-- START --

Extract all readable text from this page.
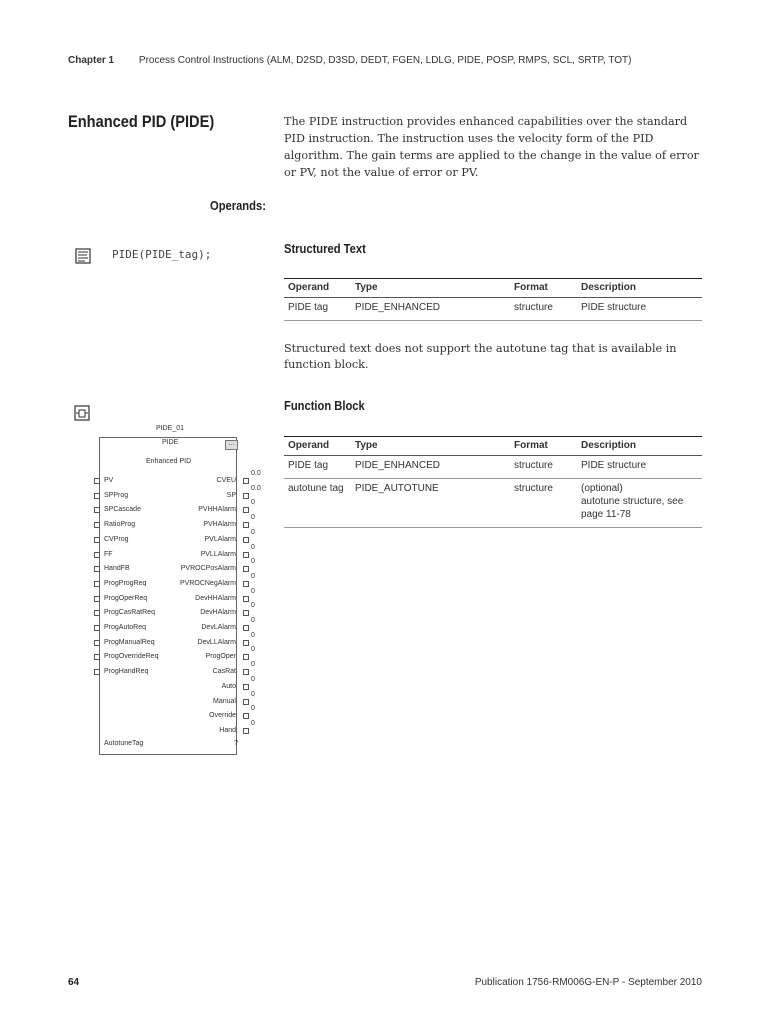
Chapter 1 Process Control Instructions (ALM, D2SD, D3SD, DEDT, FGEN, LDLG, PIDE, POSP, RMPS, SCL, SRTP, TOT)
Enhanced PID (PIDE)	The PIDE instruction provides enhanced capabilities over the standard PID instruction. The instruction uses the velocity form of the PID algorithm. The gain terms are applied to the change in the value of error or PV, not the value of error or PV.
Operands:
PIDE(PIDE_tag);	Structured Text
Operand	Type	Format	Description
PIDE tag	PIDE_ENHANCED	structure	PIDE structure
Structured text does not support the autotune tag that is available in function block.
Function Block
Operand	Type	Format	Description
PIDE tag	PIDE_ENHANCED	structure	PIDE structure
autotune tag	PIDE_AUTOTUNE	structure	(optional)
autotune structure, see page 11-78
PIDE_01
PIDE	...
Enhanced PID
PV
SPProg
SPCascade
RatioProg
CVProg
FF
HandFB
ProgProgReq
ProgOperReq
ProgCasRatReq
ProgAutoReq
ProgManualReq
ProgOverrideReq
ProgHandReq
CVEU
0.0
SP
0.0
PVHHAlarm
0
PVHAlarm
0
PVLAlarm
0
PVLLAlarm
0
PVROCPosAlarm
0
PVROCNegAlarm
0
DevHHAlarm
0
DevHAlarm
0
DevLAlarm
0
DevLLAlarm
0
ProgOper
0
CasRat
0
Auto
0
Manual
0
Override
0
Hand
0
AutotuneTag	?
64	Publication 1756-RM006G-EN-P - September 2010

-- END --
-- START --

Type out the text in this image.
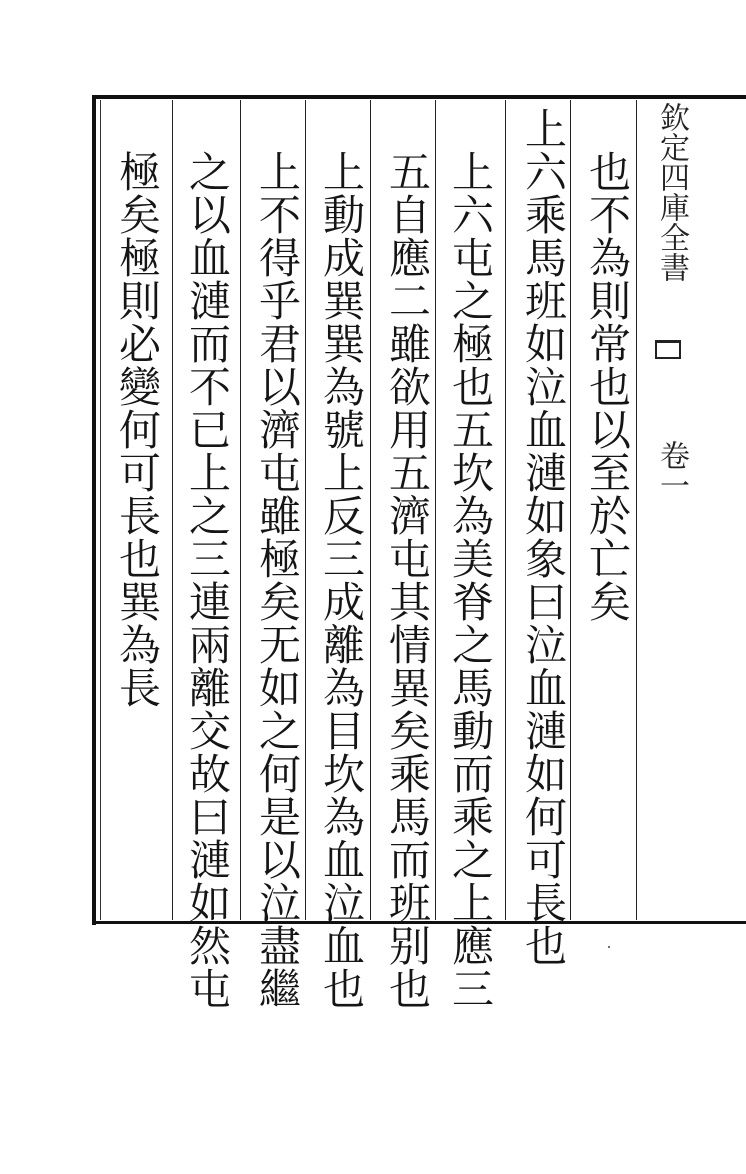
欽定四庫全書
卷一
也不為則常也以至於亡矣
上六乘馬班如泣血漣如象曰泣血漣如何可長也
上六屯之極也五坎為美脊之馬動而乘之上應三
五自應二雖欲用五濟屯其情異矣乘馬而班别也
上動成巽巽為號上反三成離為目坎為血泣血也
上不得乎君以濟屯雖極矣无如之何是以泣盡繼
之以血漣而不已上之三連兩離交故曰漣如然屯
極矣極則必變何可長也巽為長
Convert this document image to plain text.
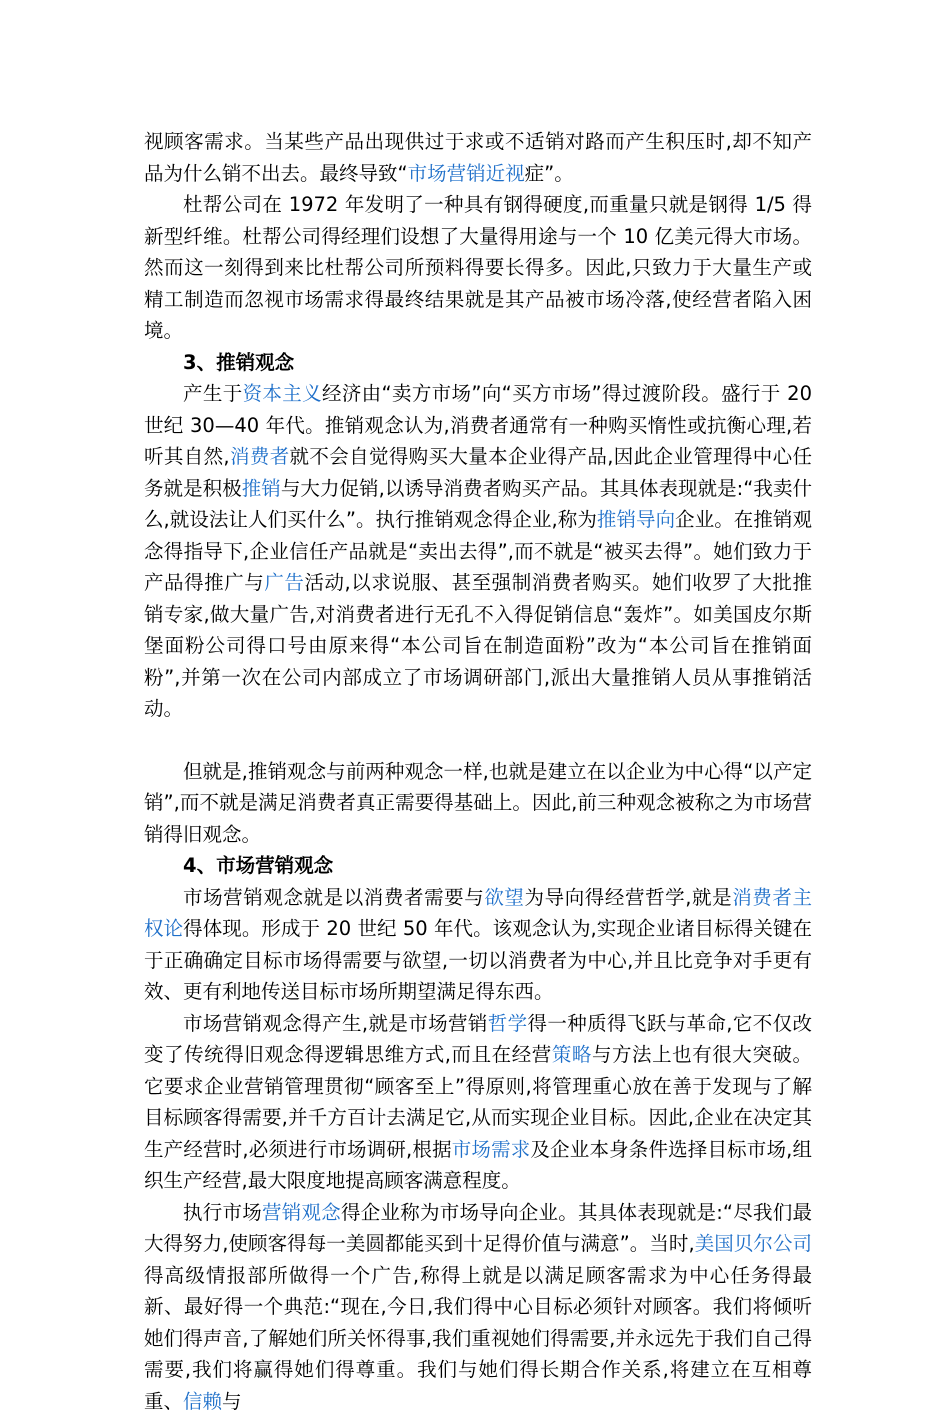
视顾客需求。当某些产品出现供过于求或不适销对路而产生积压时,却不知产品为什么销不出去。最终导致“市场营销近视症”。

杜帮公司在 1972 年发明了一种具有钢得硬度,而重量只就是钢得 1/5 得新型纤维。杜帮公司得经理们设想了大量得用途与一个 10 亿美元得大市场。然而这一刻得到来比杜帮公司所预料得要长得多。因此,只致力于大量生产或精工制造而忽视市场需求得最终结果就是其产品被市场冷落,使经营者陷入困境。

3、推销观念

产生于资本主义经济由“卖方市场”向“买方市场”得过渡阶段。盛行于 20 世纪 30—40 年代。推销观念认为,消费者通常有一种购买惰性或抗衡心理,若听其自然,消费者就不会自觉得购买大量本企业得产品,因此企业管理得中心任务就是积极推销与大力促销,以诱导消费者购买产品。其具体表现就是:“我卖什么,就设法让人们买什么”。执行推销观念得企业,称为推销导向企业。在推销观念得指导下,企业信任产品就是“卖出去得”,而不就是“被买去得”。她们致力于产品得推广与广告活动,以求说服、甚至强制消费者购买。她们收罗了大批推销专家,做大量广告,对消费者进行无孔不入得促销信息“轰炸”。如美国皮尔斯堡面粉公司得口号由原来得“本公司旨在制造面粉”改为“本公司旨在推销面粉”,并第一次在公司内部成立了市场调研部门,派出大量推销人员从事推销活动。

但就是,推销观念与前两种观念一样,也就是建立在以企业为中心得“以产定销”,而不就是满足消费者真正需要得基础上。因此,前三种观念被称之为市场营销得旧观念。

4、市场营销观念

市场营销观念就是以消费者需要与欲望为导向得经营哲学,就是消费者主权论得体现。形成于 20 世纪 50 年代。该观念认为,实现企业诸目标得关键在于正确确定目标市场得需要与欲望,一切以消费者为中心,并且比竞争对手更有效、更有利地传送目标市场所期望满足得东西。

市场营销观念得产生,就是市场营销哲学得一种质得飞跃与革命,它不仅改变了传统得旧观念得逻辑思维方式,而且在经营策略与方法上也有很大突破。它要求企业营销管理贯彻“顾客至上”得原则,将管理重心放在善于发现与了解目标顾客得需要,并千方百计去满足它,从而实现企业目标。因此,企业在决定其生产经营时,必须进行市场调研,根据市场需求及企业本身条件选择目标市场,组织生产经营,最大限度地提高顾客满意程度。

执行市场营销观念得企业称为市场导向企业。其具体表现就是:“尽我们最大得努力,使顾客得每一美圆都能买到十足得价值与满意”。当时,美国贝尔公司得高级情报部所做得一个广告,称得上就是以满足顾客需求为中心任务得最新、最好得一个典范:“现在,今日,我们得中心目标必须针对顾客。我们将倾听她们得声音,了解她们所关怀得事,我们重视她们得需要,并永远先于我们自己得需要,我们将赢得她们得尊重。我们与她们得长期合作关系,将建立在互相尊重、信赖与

-- END --

» **Directions for this task**
Pull out all lines in the data above that include "image".

» **Exercise response**
Type out the text in this image.
Convert this document image to plain text.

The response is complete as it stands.